Begin
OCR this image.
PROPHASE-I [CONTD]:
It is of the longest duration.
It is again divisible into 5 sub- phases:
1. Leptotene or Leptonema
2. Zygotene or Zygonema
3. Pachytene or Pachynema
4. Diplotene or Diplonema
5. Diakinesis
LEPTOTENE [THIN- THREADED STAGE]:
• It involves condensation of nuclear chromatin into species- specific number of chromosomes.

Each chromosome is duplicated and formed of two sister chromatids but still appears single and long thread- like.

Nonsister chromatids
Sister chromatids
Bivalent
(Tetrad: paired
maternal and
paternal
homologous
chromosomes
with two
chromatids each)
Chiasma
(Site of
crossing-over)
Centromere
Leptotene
End
Goal of the exercise ::
Every line of the data above should be copied exactly.

Task answer ::
OCR this image.
PROPHASE-I [CONTD]:
It is of the longest duration.
It is again divisible into 5 sub- phases:
1. Leptotene or Leptonema
2. Zygotene or Zygonema
3. Pachytene or Pachynema
4. Diplotene or Diplonema
5. Diakinesis
LEPTOTENE [THIN- THREADED STAGE]:
• It involves condensation of nuclear chromatin into species- specific number of chromosomes.

Each chromosome is duplicated and formed of two sister chromatids but still appears single and long thread- like.

Nonsister chromatids
Sister chromatids
Bivalent
(Tetrad: paired
maternal and
paternal
homologous
chromosomes
with two
chromatids each)
Chiasma
(Site of
crossing-over)
Centromere
Leptotene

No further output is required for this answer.